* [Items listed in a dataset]
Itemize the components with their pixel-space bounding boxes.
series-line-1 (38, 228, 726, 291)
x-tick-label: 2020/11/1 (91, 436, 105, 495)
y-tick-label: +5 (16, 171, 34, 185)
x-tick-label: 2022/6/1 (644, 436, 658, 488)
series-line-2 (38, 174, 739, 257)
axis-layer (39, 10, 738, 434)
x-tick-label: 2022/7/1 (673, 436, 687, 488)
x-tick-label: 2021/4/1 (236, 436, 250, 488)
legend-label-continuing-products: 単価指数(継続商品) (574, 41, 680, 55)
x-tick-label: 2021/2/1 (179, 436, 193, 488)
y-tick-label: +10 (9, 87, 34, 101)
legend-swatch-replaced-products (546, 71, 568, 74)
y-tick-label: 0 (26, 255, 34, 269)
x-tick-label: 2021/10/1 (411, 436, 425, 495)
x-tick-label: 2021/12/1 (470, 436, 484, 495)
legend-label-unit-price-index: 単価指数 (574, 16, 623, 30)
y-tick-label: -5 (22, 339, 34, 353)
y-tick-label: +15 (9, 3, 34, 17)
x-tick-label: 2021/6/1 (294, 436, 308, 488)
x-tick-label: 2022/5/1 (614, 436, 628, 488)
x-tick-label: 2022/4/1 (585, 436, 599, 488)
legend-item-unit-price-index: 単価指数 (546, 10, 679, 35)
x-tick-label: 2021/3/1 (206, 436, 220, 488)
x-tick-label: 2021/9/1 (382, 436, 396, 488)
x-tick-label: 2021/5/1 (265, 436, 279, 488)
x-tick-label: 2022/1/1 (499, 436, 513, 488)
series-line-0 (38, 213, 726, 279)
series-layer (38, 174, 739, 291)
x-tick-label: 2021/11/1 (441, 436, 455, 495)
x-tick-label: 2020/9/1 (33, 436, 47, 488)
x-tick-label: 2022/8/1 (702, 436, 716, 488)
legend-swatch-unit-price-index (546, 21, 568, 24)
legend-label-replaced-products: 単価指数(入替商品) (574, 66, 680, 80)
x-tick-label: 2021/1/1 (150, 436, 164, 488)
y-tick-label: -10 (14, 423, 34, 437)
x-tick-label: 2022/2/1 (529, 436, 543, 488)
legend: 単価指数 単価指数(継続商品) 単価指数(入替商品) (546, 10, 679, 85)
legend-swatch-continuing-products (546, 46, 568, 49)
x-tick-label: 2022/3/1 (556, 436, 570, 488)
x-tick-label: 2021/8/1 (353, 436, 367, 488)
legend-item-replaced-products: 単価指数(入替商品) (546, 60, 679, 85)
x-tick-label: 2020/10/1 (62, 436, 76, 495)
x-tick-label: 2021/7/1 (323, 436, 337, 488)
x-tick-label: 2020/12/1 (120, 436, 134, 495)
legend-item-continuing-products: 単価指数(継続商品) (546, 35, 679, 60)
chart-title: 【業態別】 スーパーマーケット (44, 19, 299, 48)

* [STATED PROBLEM]
Format each line of the material above as a Markdown table with the columns Row Number and Material Line. Number the rows in order and leave out any blank lines.

* [PROBLEM SOLUTION]
| Row Number | Material Line |
|---|---|
| 1 | Itemize the components with their pixel-space bounding boxes. |
| 2 | series-line-1 (38, 228, 726, 291) |
| 3 | x-tick-label: 2020/11/1 (91, 436, 105, 495) |
| 4 | y-tick-label: +5 (16, 171, 34, 185) |
| 5 | x-tick-label: 2022/6/1 (644, 436, 658, 488) |
| 6 | series-line-2 (38, 174, 739, 257) |
| 7 | axis-layer (39, 10, 738, 434) |
| 8 | x-tick-label: 2022/7/1 (673, 436, 687, 488) |
| 9 | x-tick-label: 2021/4/1 (236, 436, 250, 488) |
| 10 | legend-label-continuing-products: 単価指数(継続商品) (574, 41, 680, 55) |
| 11 | x-tick-label: 2021/2/1 (179, 436, 193, 488) |
| 12 | y-tick-label: +10 (9, 87, 34, 101) |
| 13 | legend-swatch-replaced-products (546, 71, 568, 74) |
| 14 | y-tick-label: 0 (26, 255, 34, 269) |
| 15 | x-tick-label: 2021/10/1 (411, 436, 425, 495) |
| 16 | x-tick-label: 2021/12/1 (470, 436, 484, 495) |
| 17 | legend-label-unit-price-index: 単価指数 (574, 16, 623, 30) |
| 18 | y-tick-label: -5 (22, 339, 34, 353) |
| 19 | y-tick-label: +15 (9, 3, 34, 17) |
| 20 | x-tick-label: 2021/6/1 (294, 436, 308, 488) |
| 21 | x-tick-label: 2022/5/1 (614, 436, 628, 488) |
| 22 | x-tick-label: 2022/4/1 (585, 436, 599, 488) |
| 23 | legend-item-unit-price-index: 単価指数 (546, 10, 679, 35) |
| 24 | x-tick-label: 2021/3/1 (206, 436, 220, 488) |
| 25 | x-tick-label: 2021/9/1 (382, 436, 396, 488) |
| 26 | x-tick-label: 2021/5/1 (265, 436, 279, 488) |
| 27 | x-tick-label: 2022/1/1 (499, 436, 513, 488) |
| 28 | series-line-0 (38, 213, 726, 279) |
| 29 | series-layer (38, 174, 739, 291) |
| 30 | x-tick-label: 2021/11/1 (441, 436, 455, 495) |
| 31 | x-tick-label: 2020/9/1 (33, 436, 47, 488) |
| 32 | x-tick-label: 2022/8/1 (702, 436, 716, 488) |
| 33 | legend-swatch-unit-price-index (546, 21, 568, 24) |
| 34 | legend-label-replaced-products: 単価指数(入替商品) (574, 66, 680, 80) |
| 35 | x-tick-label: 2021/1/1 (150, 436, 164, 488) |
| 36 | y-tick-label: -10 (14, 423, 34, 437) |
| 37 | x-tick-label: 2022/2/1 (529, 436, 543, 488) |
| 38 | legend: 単価指数 単価指数(継続商品) 単価指数(入替商品) (546, 10, 679, 85) |
| 39 | legend-swatch-continuing-products (546, 46, 568, 49) |
| 40 | x-tick-label: 2022/3/1 (556, 436, 570, 488) |
| 41 | x-tick-label: 2021/8/1 (353, 436, 367, 488) |
| 42 | legend-item-replaced-products: 単価指数(入替商品) (546, 60, 679, 85) |
| 43 | x-tick-label: 2020/10/1 (62, 436, 76, 495) |
| 44 | x-tick-label: 2021/7/1 (323, 436, 337, 488) |
| 45 | x-tick-label: 2020/12/1 (120, 436, 134, 495) |
| 46 | legend-item-continuing-products: 単価指数(継続商品) (546, 35, 679, 60) |
| 47 | chart-title: 【業態別】 スーパーマーケット (44, 19, 299, 48) |